» **JOB**
Copy out every line exactly as given.

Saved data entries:
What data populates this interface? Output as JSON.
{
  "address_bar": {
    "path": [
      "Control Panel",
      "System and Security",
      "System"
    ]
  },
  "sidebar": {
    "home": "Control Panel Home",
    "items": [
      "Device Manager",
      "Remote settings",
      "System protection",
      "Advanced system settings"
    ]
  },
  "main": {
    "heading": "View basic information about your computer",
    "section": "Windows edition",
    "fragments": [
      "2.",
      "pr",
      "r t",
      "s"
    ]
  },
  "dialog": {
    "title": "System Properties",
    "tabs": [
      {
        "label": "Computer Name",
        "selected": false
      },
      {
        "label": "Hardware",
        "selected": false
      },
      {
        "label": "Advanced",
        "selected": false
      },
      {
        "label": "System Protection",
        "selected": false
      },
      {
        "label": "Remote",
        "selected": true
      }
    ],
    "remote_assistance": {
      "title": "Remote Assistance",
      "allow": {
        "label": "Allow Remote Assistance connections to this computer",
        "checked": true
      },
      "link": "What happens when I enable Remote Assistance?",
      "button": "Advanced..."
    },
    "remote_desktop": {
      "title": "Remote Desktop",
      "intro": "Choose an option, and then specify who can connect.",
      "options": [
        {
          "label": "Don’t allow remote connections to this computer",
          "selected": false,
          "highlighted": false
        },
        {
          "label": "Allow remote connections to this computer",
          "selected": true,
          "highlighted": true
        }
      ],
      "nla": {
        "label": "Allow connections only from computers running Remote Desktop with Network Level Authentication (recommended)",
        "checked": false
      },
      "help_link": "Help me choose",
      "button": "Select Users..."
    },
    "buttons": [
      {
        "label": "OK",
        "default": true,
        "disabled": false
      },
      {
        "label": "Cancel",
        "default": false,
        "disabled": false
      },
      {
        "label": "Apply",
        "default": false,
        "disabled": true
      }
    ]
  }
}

» **WRITTEN ANSWER**
What data populates this interface? Output as JSON.
{
  "address_bar": {
    "path": [
      "Control Panel",
      "System and Security",
      "System"
    ]
  },
  "sidebar": {
    "home": "Control Panel Home",
    "items": [
      "Device Manager",
      "Remote settings",
      "System protection",
      "Advanced system settings"
    ]
  },
  "main": {
    "heading": "View basic information about your computer",
    "section": "Windows edition",
    "fragments": [
      "2.",
      "pr",
      "r t",
      "s"
    ]
  },
  "dialog": {
    "title": "System Properties",
    "tabs": [
      {
        "label": "Computer Name",
        "selected": false
      },
      {
        "label": "Hardware",
        "selected": false
      },
      {
        "label": "Advanced",
        "selected": false
      },
      {
        "label": "System Protection",
        "selected": false
      },
      {
        "label": "Remote",
        "selected": true
      }
    ],
    "remote_assistance": {
      "title": "Remote Assistance",
      "allow": {
        "label": "Allow Remote Assistance connections to this computer",
        "checked": true
      },
      "link": "What happens when I enable Remote Assistance?",
      "button": "Advanced..."
    },
    "remote_desktop": {
      "title": "Remote Desktop",
      "intro": "Choose an option, and then specify who can connect.",
      "options": [
        {
          "label": "Don’t allow remote connections to this computer",
          "selected": false,
          "highlighted": false
        },
        {
          "label": "Allow remote connections to this computer",
          "selected": true,
          "highlighted": true
        }
      ],
      "nla": {
        "label": "Allow connections only from computers running Remote Desktop with Network Level Authentication (recommended)",
        "checked": false
      },
      "help_link": "Help me choose",
      "button": "Select Users..."
    },
    "buttons": [
      {
        "label": "OK",
        "default": true,
        "disabled": false
      },
      {
        "label": "Cancel",
        "default": false,
        "disabled": false
      },
      {
        "label": "Apply",
        "default": false,
        "disabled": true
      }
    ]
  }
}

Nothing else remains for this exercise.